### What the task requires
Output all of the entries exactly as written.
**** Entries
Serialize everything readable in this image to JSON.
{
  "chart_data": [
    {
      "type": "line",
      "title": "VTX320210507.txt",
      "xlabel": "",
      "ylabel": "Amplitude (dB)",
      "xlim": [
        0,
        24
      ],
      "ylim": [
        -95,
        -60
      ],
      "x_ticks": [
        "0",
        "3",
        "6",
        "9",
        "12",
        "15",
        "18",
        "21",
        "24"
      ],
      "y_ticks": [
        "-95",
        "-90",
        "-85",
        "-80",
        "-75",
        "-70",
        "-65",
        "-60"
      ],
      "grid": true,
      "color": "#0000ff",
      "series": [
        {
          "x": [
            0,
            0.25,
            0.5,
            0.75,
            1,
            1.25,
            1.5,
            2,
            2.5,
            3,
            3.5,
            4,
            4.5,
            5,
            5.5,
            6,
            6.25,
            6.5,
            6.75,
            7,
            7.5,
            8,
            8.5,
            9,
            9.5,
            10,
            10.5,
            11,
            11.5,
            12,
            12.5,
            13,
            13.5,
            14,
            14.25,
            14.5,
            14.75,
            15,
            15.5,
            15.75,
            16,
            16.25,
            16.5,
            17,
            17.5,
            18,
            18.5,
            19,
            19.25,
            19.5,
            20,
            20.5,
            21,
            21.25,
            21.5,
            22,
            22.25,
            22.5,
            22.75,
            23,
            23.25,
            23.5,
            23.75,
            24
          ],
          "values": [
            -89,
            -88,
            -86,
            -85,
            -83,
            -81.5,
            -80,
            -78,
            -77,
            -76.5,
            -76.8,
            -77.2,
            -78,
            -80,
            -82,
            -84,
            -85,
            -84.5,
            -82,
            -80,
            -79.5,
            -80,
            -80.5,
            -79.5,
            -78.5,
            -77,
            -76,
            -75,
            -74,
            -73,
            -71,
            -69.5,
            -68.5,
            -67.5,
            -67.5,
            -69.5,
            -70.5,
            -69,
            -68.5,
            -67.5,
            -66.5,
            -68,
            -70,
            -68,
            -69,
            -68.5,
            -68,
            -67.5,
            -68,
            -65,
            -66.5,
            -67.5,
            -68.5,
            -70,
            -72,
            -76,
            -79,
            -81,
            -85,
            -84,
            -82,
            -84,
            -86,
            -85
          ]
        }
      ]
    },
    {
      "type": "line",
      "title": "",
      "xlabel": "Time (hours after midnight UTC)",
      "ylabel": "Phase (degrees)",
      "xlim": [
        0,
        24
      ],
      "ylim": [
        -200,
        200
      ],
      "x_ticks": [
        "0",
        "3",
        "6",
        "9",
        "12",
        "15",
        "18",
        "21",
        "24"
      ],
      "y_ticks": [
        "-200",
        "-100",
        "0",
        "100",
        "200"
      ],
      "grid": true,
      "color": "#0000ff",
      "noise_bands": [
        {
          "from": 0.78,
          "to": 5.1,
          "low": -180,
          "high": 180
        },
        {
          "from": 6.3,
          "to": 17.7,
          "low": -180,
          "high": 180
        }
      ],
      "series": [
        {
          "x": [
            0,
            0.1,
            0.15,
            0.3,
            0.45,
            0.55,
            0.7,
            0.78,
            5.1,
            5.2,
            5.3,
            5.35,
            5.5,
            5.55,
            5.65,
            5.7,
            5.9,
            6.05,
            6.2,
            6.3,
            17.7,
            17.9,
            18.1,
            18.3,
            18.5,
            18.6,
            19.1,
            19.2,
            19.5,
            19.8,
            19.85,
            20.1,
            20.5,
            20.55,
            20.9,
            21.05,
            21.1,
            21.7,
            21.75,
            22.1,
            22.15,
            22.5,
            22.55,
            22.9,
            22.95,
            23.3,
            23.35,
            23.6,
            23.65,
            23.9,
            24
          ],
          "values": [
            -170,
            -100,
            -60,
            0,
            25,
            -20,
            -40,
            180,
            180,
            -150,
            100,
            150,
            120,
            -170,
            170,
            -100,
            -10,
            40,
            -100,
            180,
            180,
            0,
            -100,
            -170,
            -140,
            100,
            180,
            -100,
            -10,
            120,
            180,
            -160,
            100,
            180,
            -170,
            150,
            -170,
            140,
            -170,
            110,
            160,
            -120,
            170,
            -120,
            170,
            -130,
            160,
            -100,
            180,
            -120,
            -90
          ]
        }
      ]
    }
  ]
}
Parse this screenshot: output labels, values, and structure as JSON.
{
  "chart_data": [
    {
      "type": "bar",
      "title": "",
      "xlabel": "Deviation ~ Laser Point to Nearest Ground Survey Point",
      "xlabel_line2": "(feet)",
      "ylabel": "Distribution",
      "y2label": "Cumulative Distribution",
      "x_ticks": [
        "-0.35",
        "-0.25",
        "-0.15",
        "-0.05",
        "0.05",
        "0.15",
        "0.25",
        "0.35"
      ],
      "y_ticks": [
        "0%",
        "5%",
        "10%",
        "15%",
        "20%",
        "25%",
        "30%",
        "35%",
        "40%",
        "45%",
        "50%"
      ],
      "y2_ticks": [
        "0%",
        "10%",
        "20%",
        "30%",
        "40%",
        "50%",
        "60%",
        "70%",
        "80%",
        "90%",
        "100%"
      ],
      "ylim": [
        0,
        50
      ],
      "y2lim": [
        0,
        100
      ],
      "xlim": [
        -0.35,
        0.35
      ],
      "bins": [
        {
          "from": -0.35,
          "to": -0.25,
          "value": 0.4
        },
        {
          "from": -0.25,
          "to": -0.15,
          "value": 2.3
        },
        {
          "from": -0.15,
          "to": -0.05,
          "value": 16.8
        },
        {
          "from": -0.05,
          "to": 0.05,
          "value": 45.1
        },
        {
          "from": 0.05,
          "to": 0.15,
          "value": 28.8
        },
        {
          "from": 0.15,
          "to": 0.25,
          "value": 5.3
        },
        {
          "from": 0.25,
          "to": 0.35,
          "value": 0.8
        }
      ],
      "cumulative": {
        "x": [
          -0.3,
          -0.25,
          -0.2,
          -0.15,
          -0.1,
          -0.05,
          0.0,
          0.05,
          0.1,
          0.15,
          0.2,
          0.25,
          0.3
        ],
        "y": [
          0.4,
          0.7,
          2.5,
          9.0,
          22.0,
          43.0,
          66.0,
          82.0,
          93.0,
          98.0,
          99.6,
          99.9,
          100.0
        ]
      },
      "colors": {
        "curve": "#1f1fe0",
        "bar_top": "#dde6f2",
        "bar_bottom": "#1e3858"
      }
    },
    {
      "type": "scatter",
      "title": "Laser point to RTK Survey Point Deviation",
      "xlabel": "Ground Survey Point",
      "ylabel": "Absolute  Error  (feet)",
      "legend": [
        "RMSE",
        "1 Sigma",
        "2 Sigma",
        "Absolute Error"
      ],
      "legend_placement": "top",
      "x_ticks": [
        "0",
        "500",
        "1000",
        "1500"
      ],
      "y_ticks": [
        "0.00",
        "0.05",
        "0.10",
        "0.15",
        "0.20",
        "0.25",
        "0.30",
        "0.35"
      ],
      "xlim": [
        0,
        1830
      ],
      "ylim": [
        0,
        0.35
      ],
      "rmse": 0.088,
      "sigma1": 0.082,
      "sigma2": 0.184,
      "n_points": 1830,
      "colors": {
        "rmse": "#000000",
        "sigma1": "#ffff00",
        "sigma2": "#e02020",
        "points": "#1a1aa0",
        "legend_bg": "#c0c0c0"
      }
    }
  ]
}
********
### Response to this exercise
Serialize everything readable in this image to JSON.
{
  "chart_data": [
    {
      "type": "line",
      "title": "VTX320210507.txt",
      "xlabel": "",
      "ylabel": "Amplitude (dB)",
      "xlim": [
        0,
        24
      ],
      "ylim": [
        -95,
        -60
      ],
      "x_ticks": [
        "0",
        "3",
        "6",
        "9",
        "12",
        "15",
        "18",
        "21",
        "24"
      ],
      "y_ticks": [
        "-95",
        "-90",
        "-85",
        "-80",
        "-75",
        "-70",
        "-65",
        "-60"
      ],
      "grid": true,
      "color": "#0000ff",
      "series": [
        {
          "x": [
            0,
            0.25,
            0.5,
            0.75,
            1,
            1.25,
            1.5,
            2,
            2.5,
            3,
            3.5,
            4,
            4.5,
            5,
            5.5,
            6,
            6.25,
            6.5,
            6.75,
            7,
            7.5,
            8,
            8.5,
            9,
            9.5,
            10,
            10.5,
            11,
            11.5,
            12,
            12.5,
            13,
            13.5,
            14,
            14.25,
            14.5,
            14.75,
            15,
            15.5,
            15.75,
            16,
            16.25,
            16.5,
            17,
            17.5,
            18,
            18.5,
            19,
            19.25,
            19.5,
            20,
            20.5,
            21,
            21.25,
            21.5,
            22,
            22.25,
            22.5,
            22.75,
            23,
            23.25,
            23.5,
            23.75,
            24
          ],
          "values": [
            -89,
            -88,
            -86,
            -85,
            -83,
            -81.5,
            -80,
            -78,
            -77,
            -76.5,
            -76.8,
            -77.2,
            -78,
            -80,
            -82,
            -84,
            -85,
            -84.5,
            -82,
            -80,
            -79.5,
            -80,
            -80.5,
            -79.5,
            -78.5,
            -77,
            -76,
            -75,
            -74,
            -73,
            -71,
            -69.5,
            -68.5,
            -67.5,
            -67.5,
            -69.5,
            -70.5,
            -69,
            -68.5,
            -67.5,
            -66.5,
            -68,
            -70,
            -68,
            -69,
            -68.5,
            -68,
            -67.5,
            -68,
            -65,
            -66.5,
            -67.5,
            -68.5,
            -70,
            -72,
            -76,
            -79,
            -81,
            -85,
            -84,
            -82,
            -84,
            -86,
            -85
          ]
        }
      ]
    },
    {
      "type": "line",
      "title": "",
      "xlabel": "Time (hours after midnight UTC)",
      "ylabel": "Phase (degrees)",
      "xlim": [
        0,
        24
      ],
      "ylim": [
        -200,
        200
      ],
      "x_ticks": [
        "0",
        "3",
        "6",
        "9",
        "12",
        "15",
        "18",
        "21",
        "24"
      ],
      "y_ticks": [
        "-200",
        "-100",
        "0",
        "100",
        "200"
      ],
      "grid": true,
      "color": "#0000ff",
      "noise_bands": [
        {
          "from": 0.78,
          "to": 5.1,
          "low": -180,
          "high": 180
        },
        {
          "from": 6.3,
          "to": 17.7,
          "low": -180,
          "high": 180
        }
      ],
      "series": [
        {
          "x": [
            0,
            0.1,
            0.15,
            0.3,
            0.45,
            0.55,
            0.7,
            0.78,
            5.1,
            5.2,
            5.3,
            5.35,
            5.5,
            5.55,
            5.65,
            5.7,
            5.9,
            6.05,
            6.2,
            6.3,
            17.7,
            17.9,
            18.1,
            18.3,
            18.5,
            18.6,
            19.1,
            19.2,
            19.5,
            19.8,
            19.85,
            20.1,
            20.5,
            20.55,
            20.9,
            21.05,
            21.1,
            21.7,
            21.75,
            22.1,
            22.15,
            22.5,
            22.55,
            22.9,
            22.95,
            23.3,
            23.35,
            23.6,
            23.65,
            23.9,
            24
          ],
          "values": [
            -170,
            -100,
            -60,
            0,
            25,
            -20,
            -40,
            180,
            180,
            -150,
            100,
            150,
            120,
            -170,
            170,
            -100,
            -10,
            40,
            -100,
            180,
            180,
            0,
            -100,
            -170,
            -140,
            100,
            180,
            -100,
            -10,
            120,
            180,
            -160,
            100,
            180,
            -170,
            150,
            -170,
            140,
            -170,
            110,
            160,
            -120,
            170,
            -120,
            170,
            -130,
            160,
            -100,
            180,
            -120,
            -90
          ]
        }
      ]
    }
  ]
}
Parse this screenshot: output labels, values, and structure as JSON.
{
  "chart_data": [
    {
      "type": "bar",
      "title": "",
      "xlabel": "Deviation ~ Laser Point to Nearest Ground Survey Point",
      "xlabel_line2": "(feet)",
      "ylabel": "Distribution",
      "y2label": "Cumulative Distribution",
      "x_ticks": [
        "-0.35",
        "-0.25",
        "-0.15",
        "-0.05",
        "0.05",
        "0.15",
        "0.25",
        "0.35"
      ],
      "y_ticks": [
        "0%",
        "5%",
        "10%",
        "15%",
        "20%",
        "25%",
        "30%",
        "35%",
        "40%",
        "45%",
        "50%"
      ],
      "y2_ticks": [
        "0%",
        "10%",
        "20%",
        "30%",
        "40%",
        "50%",
        "60%",
        "70%",
        "80%",
        "90%",
        "100%"
      ],
      "ylim": [
        0,
        50
      ],
      "y2lim": [
        0,
        100
      ],
      "xlim": [
        -0.35,
        0.35
      ],
      "bins": [
        {
          "from": -0.35,
          "to": -0.25,
          "value": 0.4
        },
        {
          "from": -0.25,
          "to": -0.15,
          "value": 2.3
        },
        {
          "from": -0.15,
          "to": -0.05,
          "value": 16.8
        },
        {
          "from": -0.05,
          "to": 0.05,
          "value": 45.1
        },
        {
          "from": 0.05,
          "to": 0.15,
          "value": 28.8
        },
        {
          "from": 0.15,
          "to": 0.25,
          "value": 5.3
        },
        {
          "from": 0.25,
          "to": 0.35,
          "value": 0.8
        }
      ],
      "cumulative": {
        "x": [
          -0.3,
          -0.25,
          -0.2,
          -0.15,
          -0.1,
          -0.05,
          0.0,
          0.05,
          0.1,
          0.15,
          0.2,
          0.25,
          0.3
        ],
        "y": [
          0.4,
          0.7,
          2.5,
          9.0,
          22.0,
          43.0,
          66.0,
          82.0,
          93.0,
          98.0,
          99.6,
          99.9,
          100.0
        ]
      },
      "colors": {
        "curve": "#1f1fe0",
        "bar_top": "#dde6f2",
        "bar_bottom": "#1e3858"
      }
    },
    {
      "type": "scatter",
      "title": "Laser point to RTK Survey Point Deviation",
      "xlabel": "Ground Survey Point",
      "ylabel": "Absolute  Error  (feet)",
      "legend": [
        "RMSE",
        "1 Sigma",
        "2 Sigma",
        "Absolute Error"
      ],
      "legend_placement": "top",
      "x_ticks": [
        "0",
        "500",
        "1000",
        "1500"
      ],
      "y_ticks": [
        "0.00",
        "0.05",
        "0.10",
        "0.15",
        "0.20",
        "0.25",
        "0.30",
        "0.35"
      ],
      "xlim": [
        0,
        1830
      ],
      "ylim": [
        0,
        0.35
      ],
      "rmse": 0.088,
      "sigma1": 0.082,
      "sigma2": 0.184,
      "n_points": 1830,
      "colors": {
        "rmse": "#000000",
        "sigma1": "#ffff00",
        "sigma2": "#e02020",
        "points": "#1a1aa0",
        "legend_bg": "#c0c0c0"
      }
    }
  ]
}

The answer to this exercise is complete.